* Directions for this task
Check every line of the entries below for the word "document", and copy the ones that have it.

* Supplied entries
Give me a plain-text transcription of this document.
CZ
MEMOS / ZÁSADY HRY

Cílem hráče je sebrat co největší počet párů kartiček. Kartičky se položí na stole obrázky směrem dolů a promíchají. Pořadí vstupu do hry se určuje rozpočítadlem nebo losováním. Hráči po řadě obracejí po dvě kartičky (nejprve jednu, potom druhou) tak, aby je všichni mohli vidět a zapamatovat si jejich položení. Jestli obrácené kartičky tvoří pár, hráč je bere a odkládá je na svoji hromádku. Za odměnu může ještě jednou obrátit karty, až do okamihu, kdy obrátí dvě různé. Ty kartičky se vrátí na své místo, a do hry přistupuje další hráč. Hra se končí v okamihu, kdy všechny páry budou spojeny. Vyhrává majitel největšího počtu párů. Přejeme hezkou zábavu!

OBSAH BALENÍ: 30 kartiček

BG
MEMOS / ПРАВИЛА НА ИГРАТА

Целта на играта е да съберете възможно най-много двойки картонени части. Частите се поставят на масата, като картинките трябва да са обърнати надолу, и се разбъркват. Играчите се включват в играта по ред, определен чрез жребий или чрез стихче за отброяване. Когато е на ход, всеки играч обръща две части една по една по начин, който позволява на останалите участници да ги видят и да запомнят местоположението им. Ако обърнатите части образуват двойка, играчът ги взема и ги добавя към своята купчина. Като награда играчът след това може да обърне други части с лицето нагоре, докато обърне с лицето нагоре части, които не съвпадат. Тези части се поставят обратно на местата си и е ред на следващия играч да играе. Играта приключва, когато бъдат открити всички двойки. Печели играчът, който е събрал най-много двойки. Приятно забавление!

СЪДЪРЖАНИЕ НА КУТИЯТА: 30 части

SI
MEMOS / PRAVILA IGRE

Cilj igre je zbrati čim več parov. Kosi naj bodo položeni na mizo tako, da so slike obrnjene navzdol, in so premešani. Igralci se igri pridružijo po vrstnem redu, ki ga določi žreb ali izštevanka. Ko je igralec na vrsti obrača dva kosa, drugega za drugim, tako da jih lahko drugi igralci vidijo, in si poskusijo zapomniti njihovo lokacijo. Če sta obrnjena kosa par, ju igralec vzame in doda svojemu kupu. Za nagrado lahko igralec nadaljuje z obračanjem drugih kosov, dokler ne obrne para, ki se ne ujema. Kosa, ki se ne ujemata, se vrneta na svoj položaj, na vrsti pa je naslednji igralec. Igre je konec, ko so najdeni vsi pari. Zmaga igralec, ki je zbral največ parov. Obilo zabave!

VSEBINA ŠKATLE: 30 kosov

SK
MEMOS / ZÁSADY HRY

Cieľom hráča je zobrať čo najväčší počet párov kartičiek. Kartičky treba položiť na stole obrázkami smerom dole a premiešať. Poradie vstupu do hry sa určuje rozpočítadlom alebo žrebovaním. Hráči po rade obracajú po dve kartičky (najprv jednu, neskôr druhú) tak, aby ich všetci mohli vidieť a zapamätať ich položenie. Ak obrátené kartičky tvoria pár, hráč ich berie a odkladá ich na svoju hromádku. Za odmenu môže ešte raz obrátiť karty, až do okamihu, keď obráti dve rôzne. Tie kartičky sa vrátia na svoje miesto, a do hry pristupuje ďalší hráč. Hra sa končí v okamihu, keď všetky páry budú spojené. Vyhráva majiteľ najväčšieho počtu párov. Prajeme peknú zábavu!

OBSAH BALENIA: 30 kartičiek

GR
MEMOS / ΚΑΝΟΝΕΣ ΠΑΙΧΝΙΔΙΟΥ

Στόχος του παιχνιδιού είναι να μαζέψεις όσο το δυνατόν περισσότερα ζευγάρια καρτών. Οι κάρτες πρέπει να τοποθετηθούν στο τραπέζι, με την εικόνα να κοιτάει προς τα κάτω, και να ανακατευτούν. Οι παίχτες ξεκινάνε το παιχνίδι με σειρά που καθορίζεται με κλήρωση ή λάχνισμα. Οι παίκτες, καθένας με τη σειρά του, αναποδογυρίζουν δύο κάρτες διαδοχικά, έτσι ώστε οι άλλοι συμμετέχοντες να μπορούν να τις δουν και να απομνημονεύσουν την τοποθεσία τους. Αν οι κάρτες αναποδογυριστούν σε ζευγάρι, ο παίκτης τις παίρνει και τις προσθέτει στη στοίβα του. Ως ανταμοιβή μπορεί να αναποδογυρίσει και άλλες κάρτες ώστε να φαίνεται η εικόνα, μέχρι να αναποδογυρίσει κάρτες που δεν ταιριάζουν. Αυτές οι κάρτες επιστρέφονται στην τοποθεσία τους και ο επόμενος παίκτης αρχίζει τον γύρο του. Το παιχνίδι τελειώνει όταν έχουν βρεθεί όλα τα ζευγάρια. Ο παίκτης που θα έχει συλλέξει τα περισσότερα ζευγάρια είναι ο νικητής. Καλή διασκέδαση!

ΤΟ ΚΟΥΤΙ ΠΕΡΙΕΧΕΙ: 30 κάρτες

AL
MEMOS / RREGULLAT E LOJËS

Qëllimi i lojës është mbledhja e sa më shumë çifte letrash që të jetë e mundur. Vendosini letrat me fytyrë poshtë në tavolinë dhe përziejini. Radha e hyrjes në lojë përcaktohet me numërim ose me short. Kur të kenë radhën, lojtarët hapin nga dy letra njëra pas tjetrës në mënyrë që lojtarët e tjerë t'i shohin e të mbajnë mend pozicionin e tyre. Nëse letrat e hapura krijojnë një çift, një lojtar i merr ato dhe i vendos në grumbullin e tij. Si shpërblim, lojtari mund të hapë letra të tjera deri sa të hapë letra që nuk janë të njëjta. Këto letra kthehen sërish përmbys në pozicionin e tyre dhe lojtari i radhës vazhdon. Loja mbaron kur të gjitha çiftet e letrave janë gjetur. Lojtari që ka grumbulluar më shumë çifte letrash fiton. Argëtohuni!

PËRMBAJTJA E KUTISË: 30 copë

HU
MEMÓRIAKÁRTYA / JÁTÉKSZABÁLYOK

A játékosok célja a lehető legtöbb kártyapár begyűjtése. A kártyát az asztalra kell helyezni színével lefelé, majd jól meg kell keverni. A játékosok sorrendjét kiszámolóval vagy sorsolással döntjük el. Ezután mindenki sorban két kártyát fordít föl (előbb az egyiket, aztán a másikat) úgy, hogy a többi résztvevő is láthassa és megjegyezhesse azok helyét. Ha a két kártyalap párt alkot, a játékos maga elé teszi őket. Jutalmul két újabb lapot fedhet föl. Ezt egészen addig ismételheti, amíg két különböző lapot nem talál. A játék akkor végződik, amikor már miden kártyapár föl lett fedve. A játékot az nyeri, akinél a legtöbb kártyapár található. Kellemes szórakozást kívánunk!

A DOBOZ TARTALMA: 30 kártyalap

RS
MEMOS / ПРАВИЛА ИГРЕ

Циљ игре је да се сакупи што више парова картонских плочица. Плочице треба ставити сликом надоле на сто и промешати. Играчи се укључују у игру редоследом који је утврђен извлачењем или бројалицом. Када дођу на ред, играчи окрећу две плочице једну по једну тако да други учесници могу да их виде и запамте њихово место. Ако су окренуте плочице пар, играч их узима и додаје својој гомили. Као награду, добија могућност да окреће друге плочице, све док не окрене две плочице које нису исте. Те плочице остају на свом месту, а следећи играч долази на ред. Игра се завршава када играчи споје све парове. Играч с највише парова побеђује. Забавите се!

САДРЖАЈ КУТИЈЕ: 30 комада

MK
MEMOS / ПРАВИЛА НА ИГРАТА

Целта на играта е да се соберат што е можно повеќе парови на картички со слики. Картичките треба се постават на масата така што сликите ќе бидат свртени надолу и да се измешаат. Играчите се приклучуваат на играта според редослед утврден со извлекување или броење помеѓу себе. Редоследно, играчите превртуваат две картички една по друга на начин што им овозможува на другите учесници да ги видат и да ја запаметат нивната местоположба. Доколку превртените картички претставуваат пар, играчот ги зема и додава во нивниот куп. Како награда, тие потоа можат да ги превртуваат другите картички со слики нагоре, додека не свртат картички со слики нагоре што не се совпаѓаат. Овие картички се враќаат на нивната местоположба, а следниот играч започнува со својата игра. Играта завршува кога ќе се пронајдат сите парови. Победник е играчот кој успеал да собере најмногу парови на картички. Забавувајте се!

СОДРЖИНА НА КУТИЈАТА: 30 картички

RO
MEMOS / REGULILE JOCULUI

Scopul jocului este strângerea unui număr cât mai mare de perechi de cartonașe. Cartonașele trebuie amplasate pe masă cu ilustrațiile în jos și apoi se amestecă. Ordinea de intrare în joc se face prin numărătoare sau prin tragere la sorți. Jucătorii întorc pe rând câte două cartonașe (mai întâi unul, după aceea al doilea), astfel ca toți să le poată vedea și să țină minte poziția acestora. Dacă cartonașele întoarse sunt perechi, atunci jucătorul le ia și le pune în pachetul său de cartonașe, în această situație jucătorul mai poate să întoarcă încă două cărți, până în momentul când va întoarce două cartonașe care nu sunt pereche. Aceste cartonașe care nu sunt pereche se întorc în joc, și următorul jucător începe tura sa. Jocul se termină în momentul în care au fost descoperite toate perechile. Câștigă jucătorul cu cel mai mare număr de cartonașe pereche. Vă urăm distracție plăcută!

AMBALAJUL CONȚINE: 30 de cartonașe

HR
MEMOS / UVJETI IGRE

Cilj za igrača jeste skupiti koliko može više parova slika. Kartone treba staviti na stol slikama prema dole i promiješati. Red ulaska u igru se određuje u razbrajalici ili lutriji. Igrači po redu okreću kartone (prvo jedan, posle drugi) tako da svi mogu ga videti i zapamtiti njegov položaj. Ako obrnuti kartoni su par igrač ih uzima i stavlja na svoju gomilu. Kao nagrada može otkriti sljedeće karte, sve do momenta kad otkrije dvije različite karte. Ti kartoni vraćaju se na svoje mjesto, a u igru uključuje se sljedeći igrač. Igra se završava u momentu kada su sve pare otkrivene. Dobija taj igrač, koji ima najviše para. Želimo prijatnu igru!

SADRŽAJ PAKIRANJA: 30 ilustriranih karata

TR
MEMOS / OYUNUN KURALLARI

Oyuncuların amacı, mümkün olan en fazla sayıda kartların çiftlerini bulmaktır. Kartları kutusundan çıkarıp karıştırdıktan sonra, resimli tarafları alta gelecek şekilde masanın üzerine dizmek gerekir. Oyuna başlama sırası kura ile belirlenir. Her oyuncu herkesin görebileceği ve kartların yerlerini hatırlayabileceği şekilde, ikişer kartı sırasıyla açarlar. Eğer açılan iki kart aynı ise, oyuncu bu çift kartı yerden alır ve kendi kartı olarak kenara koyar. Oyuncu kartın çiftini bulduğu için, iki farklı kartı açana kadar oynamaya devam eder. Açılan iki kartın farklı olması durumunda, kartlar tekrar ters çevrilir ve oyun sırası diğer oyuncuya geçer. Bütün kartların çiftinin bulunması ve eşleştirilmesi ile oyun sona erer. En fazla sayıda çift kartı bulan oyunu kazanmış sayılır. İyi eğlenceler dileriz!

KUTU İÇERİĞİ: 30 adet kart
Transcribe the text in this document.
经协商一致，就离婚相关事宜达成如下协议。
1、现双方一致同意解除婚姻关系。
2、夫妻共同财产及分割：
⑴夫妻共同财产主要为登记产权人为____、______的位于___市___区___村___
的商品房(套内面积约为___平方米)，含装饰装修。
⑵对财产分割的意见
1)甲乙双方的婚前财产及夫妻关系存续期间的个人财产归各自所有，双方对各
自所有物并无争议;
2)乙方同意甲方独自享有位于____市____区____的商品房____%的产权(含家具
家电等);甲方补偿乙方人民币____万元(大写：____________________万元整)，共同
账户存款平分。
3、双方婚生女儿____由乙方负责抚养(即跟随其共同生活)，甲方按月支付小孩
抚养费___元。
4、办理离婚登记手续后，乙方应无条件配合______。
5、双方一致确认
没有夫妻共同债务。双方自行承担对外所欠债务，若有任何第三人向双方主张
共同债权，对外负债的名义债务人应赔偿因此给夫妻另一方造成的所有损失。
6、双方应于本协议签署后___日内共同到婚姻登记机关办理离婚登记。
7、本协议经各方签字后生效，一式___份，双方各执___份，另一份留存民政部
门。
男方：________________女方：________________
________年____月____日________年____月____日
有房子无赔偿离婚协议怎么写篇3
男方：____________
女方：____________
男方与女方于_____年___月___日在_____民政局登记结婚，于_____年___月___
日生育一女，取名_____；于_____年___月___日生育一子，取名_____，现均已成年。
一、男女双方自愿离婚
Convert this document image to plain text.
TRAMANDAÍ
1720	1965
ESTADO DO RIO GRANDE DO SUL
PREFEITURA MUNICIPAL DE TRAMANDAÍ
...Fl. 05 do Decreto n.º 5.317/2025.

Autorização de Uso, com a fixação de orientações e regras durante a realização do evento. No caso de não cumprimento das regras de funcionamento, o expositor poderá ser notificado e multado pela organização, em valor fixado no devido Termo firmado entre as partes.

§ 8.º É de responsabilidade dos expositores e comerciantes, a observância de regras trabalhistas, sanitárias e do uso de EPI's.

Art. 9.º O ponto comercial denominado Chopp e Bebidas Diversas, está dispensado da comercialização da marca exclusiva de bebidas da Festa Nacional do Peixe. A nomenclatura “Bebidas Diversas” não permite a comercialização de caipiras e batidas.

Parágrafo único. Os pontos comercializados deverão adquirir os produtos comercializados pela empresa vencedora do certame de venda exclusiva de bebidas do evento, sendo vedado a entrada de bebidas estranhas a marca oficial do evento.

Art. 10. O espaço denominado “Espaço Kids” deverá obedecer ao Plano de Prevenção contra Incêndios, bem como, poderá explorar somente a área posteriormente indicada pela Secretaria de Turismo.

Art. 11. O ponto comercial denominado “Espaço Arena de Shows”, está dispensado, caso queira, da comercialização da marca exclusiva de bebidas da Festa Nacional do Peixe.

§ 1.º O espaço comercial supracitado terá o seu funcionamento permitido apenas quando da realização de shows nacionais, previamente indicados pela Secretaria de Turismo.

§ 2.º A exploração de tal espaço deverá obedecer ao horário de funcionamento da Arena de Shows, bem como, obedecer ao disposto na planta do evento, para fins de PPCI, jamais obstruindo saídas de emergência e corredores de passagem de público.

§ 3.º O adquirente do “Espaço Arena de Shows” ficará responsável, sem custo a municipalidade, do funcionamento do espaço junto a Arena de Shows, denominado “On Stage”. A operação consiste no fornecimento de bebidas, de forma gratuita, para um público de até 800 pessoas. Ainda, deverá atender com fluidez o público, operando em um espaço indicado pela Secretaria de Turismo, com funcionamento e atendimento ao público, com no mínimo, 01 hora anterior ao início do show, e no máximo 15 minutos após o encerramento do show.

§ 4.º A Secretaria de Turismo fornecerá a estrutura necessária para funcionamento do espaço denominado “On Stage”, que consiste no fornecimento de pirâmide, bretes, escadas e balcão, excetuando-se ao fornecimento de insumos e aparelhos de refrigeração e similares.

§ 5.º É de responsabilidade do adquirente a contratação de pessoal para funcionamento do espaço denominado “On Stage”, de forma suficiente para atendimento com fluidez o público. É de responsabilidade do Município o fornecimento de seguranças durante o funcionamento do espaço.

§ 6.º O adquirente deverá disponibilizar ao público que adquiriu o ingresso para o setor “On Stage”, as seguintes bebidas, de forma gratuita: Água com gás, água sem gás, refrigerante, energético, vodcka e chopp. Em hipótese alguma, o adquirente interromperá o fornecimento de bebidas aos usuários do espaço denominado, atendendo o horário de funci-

* Solution for this task
Give me a plain-text transcription of this document.
Transcribe the text in this document.
Convert this document image to plain text.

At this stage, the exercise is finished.